Exercise directions ->
When copying the listing below, skip every picture and keep each word as it stands.

Given data ->
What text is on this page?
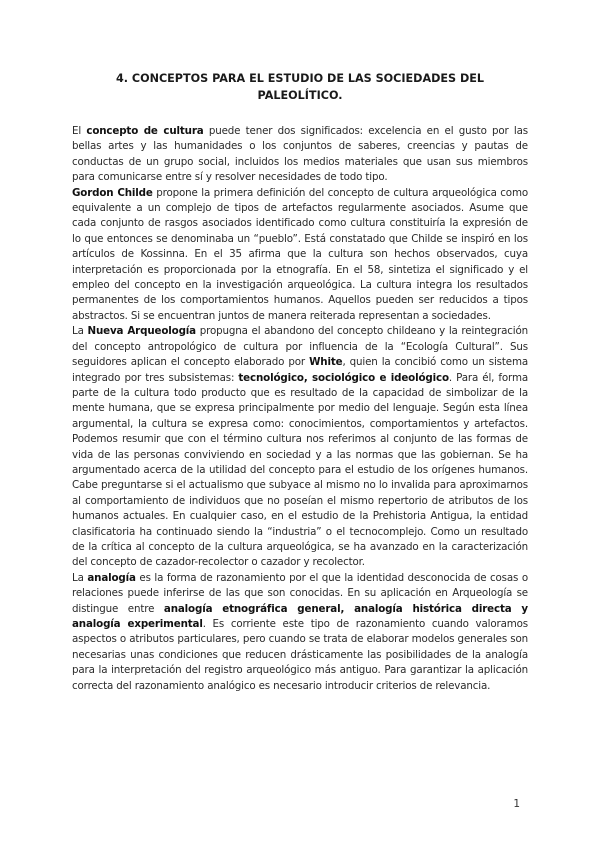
4. CONCEPTOS PARA EL ESTUDIO DE LAS SOCIEDADES DEL PALEOLÍTICO.

El concepto de cultura puede tener dos significados: excelencia en el gusto por las bellas artes y las humanidades o los conjuntos de saberes, creencias y pautas de conductas de un grupo social, incluidos los medios materiales que usan sus miembros para comunicarse entre sí y resolver necesidades de todo tipo.

Gordon Childe propone la primera definición del concepto de cultura arqueológica como equivalente a un complejo de tipos de artefactos regularmente asociados. Asume que cada conjunto de rasgos asociados identificado como cultura constituiría la expresión de lo que entonces se denominaba un “pueblo”. Está constatado que Childe se inspiró en los artículos de Kossinna. En el 35 afirma que la cultura son hechos observados, cuya interpretación es proporcionada por la etnografía. En el 58, sintetiza el significado y el empleo del concepto en la investigación arqueológica. La cultura integra los resultados permanentes de los comportamientos humanos. Aquellos pueden ser reducidos a tipos abstractos. Si se encuentran juntos de manera reiterada representan a sociedades.

La Nueva Arqueología propugna el abandono del concepto childeano y la reintegración del concepto antropológico de cultura por influencia de la “Ecología Cultural”. Sus seguidores aplican el concepto elaborado por White, quien la concibió como un sistema integrado por tres subsistemas: tecnológico, sociológico e ideológico. Para él, forma parte de la cultura todo producto que es resultado de la capacidad de simbolizar de la mente humana, que se expresa principalmente por medio del lenguaje. Según esta línea argumental, la cultura se expresa como: conocimientos, comportamientos y artefactos. Podemos resumir que con el término cultura nos referimos al conjunto de las formas de vida de las personas conviviendo en sociedad y a las normas que las gobiernan. Se ha argumentado acerca de la utilidad del concepto para el estudio de los orígenes humanos. Cabe preguntarse si el actualismo que subyace al mismo no lo invalida para aproximarnos al comportamiento de individuos que no poseían el mismo repertorio de atributos de los humanos actuales. En cualquier caso, en el estudio de la Prehistoria Antigua, la entidad clasificatoria ha continuado siendo la “industria” o el tecnocomplejo. Como un resultado de la crítica al concepto de la cultura arqueológica, se ha avanzado en la caracterización del concepto de cazador-recolector o cazador y recolector.

La analogía es la forma de razonamiento por el que la identidad desconocida de cosas o relaciones puede inferirse de las que son conocidas. En su aplicación en Arqueología se distingue entre analogía etnográfica general, analogía histórica directa y analogía experimental. Es corriente este tipo de razonamiento cuando valoramos aspectos o atributos particulares, pero cuando se trata de elaborar modelos generales son necesarias unas condiciones que reducen drásticamente las posibilidades de la analogía para la interpretación del registro arqueológico más antiguo. Para garantizar la aplicación correcta del razonamiento analógico es necesario introducir criterios de relevancia.

1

Solution below ->
What text is on this page?
4. CONCEPTOS PARA EL ESTUDIO DE LAS SOCIEDADES DEL PALEOLÍTICO.

El concepto de cultura puede tener dos significados: excelencia en el gusto por las bellas artes y las humanidades o los conjuntos de saberes, creencias y pautas de conductas de un grupo social, incluidos los medios materiales que usan sus miembros para comunicarse entre sí y resolver necesidades de todo tipo.

Gordon Childe propone la primera definición del concepto de cultura arqueológica como equivalente a un complejo de tipos de artefactos regularmente asociados. Asume que cada conjunto de rasgos asociados identificado como cultura constituiría la expresión de lo que entonces se denominaba un “pueblo”. Está constatado que Childe se inspiró en los artículos de Kossinna. En el 35 afirma que la cultura son hechos observados, cuya interpretación es proporcionada por la etnografía. En el 58, sintetiza el significado y el empleo del concepto en la investigación arqueológica. La cultura integra los resultados permanentes de los comportamientos humanos. Aquellos pueden ser reducidos a tipos abstractos. Si se encuentran juntos de manera reiterada representan a sociedades.

La Nueva Arqueología propugna el abandono del concepto childeano y la reintegración del concepto antropológico de cultura por influencia de la “Ecología Cultural”. Sus seguidores aplican el concepto elaborado por White, quien la concibió como un sistema integrado por tres subsistemas: tecnológico, sociológico e ideológico. Para él, forma parte de la cultura todo producto que es resultado de la capacidad de simbolizar de la mente humana, que se expresa principalmente por medio del lenguaje. Según esta línea argumental, la cultura se expresa como: conocimientos, comportamientos y artefactos. Podemos resumir que con el término cultura nos referimos al conjunto de las formas de vida de las personas conviviendo en sociedad y a las normas que las gobiernan. Se ha argumentado acerca de la utilidad del concepto para el estudio de los orígenes humanos. Cabe preguntarse si el actualismo que subyace al mismo no lo invalida para aproximarnos al comportamiento de individuos que no poseían el mismo repertorio de atributos de los humanos actuales. En cualquier caso, en el estudio de la Prehistoria Antigua, la entidad clasificatoria ha continuado siendo la “industria” o el tecnocomplejo. Como un resultado de la crítica al concepto de la cultura arqueológica, se ha avanzado en la caracterización del concepto de cazador-recolector o cazador y recolector.

La analogía es la forma de razonamiento por el que la identidad desconocida de cosas o relaciones puede inferirse de las que son conocidas. En su aplicación en Arqueología se distingue entre analogía etnográfica general, analogía histórica directa y analogía experimental. Es corriente este tipo de razonamiento cuando valoramos aspectos o atributos particulares, pero cuando se trata de elaborar modelos generales son necesarias unas condiciones que reducen drásticamente las posibilidades de la analogía para la interpretación del registro arqueológico más antiguo. Para garantizar la aplicación correcta del razonamiento analógico es necesario introducir criterios de relevancia.

1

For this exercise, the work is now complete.